> _Given request_:
Reproduce all lines of the listing below in which the word "JSON" occurs.

Data records
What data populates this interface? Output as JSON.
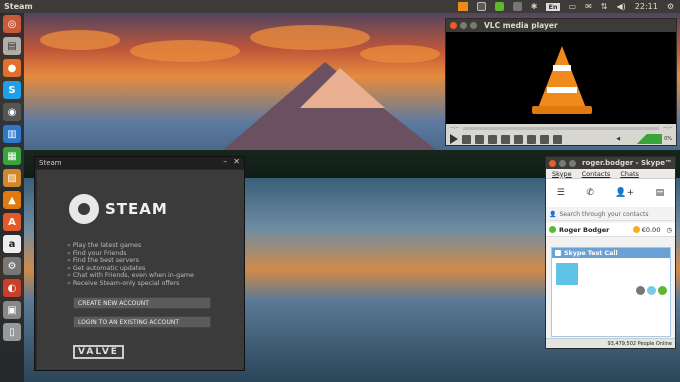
{
  "topbar": {
    "app_name": "Steam",
    "clock": "22:11",
    "lang": "En"
  },
  "launcher": {
    "items": [
      "Dash",
      "Files",
      "Firefox",
      "Skype",
      "Steam",
      "Writer",
      "Calc",
      "Impress",
      "VLC",
      "Software Center",
      "Amazon",
      "System Settings",
      "Ubuntu One",
      "Workspaces",
      "Trash"
    ]
  },
  "steam": {
    "window_title": "Steam",
    "logo_text": "STEAM",
    "features": [
      "Play the latest games",
      "Find your Friends",
      "Find the best servers",
      "Get automatic updates",
      "Chat with Friends, even when in-game",
      "Receive Steam-only special offers"
    ],
    "create_account_label": "CREATE NEW ACCOUNT",
    "login_label": "LOGIN TO AN EXISTING ACCOUNT",
    "valve_logo": "VALVE"
  },
  "vlc": {
    "window_title": "VLC media player",
    "time_left": "--:--",
    "time_right": "--:--",
    "volume": "0%"
  },
  "skype": {
    "window_title": "roger.bodger - Skype™",
    "menu": [
      "Skype",
      "Contacts",
      "Chats"
    ],
    "search_placeholder": "Search through your contacts",
    "user_name": "Roger Bodger",
    "credit": "€0.00",
    "test_call_label": "Skype Test Call",
    "people_online": "93,479,502 People Online"
  },
  "colors": {
    "panel": "#3c3b37",
    "vlc_orange": "#f08a1c",
    "skype_blue": "#6aa1d6",
    "skype_green": "#5cb82e"
  }
}
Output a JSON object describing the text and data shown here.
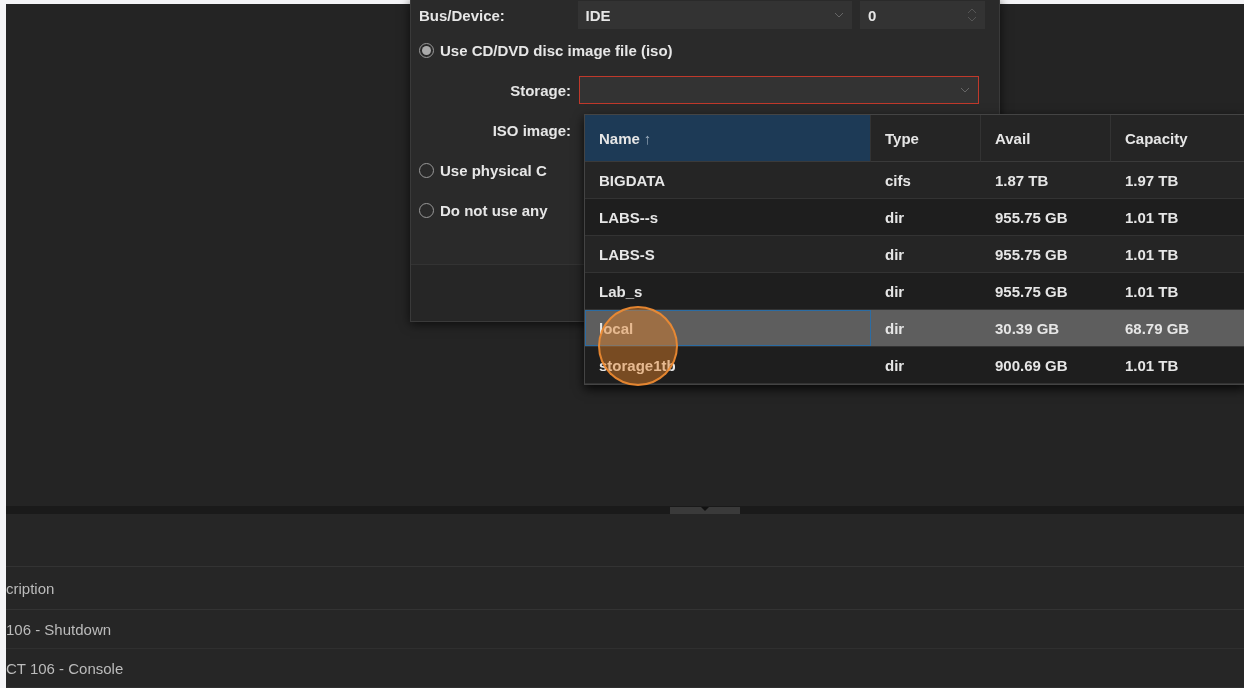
{
  "dialog": {
    "bus_device": {
      "label": "Bus/Device:",
      "bus": "IDE",
      "device": "0"
    },
    "options": [
      {
        "label": "Use CD/DVD disc image file (iso)",
        "selected": true
      },
      {
        "label": "Use physical C",
        "selected": false
      },
      {
        "label": "Do not use any",
        "selected": false
      }
    ],
    "storage": {
      "label": "Storage:",
      "invalid": true
    },
    "iso_image": {
      "label": "ISO image:"
    }
  },
  "storage_picker": {
    "columns": [
      {
        "label": "Name",
        "sort": "↑",
        "selected": true
      },
      {
        "label": "Type",
        "selected": false
      },
      {
        "label": "Avail",
        "selected": false
      },
      {
        "label": "Capacity",
        "selected": false
      }
    ],
    "rows": [
      {
        "name": "BIGDATA",
        "type": "cifs",
        "avail": "1.87 TB",
        "capacity": "1.97 TB",
        "selected": false
      },
      {
        "name": "LABS--s",
        "type": "dir",
        "avail": "955.75 GB",
        "capacity": "1.01 TB",
        "selected": false
      },
      {
        "name": "LABS-S",
        "type": "dir",
        "avail": "955.75 GB",
        "capacity": "1.01 TB",
        "selected": false
      },
      {
        "name": "Lab_s",
        "type": "dir",
        "avail": "955.75 GB",
        "capacity": "1.01 TB",
        "selected": false
      },
      {
        "name": "local",
        "type": "dir",
        "avail": "30.39 GB",
        "capacity": "68.79 GB",
        "selected": true
      },
      {
        "name": "storage1tb",
        "type": "dir",
        "avail": "900.69 GB",
        "capacity": "1.01 TB",
        "selected": false
      }
    ]
  },
  "log_panel": {
    "header": "cription",
    "rows": [
      "106 - Shutdown",
      "CT 106 - Console"
    ]
  }
}
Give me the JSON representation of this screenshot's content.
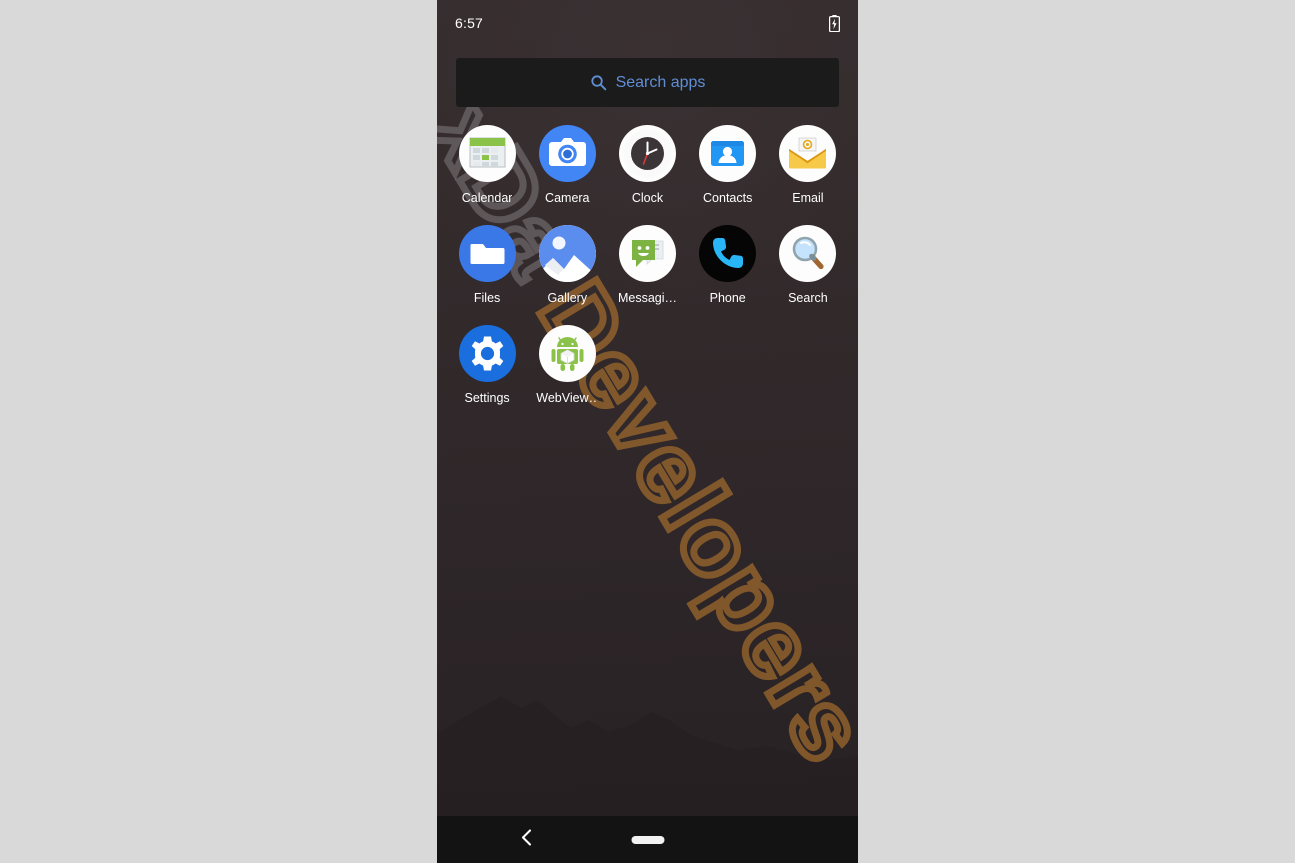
{
  "device": {
    "statusbar": {
      "time": "6:57",
      "battery_icon": "battery-charging-icon"
    },
    "search": {
      "icon": "search-icon",
      "placeholder": "Search apps",
      "value": ""
    },
    "apps": [
      {
        "label": "Calendar",
        "icon": "calendar-icon",
        "bg": "#fdfdfd"
      },
      {
        "label": "Camera",
        "icon": "camera-icon",
        "bg": "#4285f4"
      },
      {
        "label": "Clock",
        "icon": "clock-icon",
        "bg": "#fdfdfd"
      },
      {
        "label": "Contacts",
        "icon": "contacts-icon",
        "bg": "#fdfdfd"
      },
      {
        "label": "Email",
        "icon": "email-icon",
        "bg": "#fdfdfd"
      },
      {
        "label": "Files",
        "icon": "files-icon",
        "bg": "#3b78e7"
      },
      {
        "label": "Gallery",
        "icon": "gallery-icon",
        "bg": "#fdfdfd"
      },
      {
        "label": "Messagi…",
        "icon": "messaging-icon",
        "bg": "#fdfdfd"
      },
      {
        "label": "Phone",
        "icon": "phone-icon",
        "bg": "#050505"
      },
      {
        "label": "Search",
        "icon": "search-app-icon",
        "bg": "#fdfdfd"
      },
      {
        "label": "Settings",
        "icon": "settings-icon",
        "bg": "#1b6ede"
      },
      {
        "label": "WebView…",
        "icon": "webview-icon",
        "bg": "#fdfdfd"
      }
    ],
    "navbar": {
      "back": "back-icon",
      "home": "home-handle"
    },
    "watermark": {
      "prefix": "xDa ",
      "suffix": "Developers"
    },
    "colors": {
      "page_background": "#d9d9d9",
      "wallpaper_top": "#352c2e",
      "wallpaper_bottom": "#272123",
      "search_bar_bg": "#1c1b1c",
      "accent_blue": "#5f8ed4",
      "label_text": "#ffffff",
      "navbar_bg": "#131314",
      "watermark_gray": "#96949 6",
      "watermark_brown": "#96642d"
    }
  }
}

> _Result of the task_:
What data populates this interface? Output as JSON.
Output a JSON object describing the text and data shown here.
Give me the JSON representation of this screenshot's content.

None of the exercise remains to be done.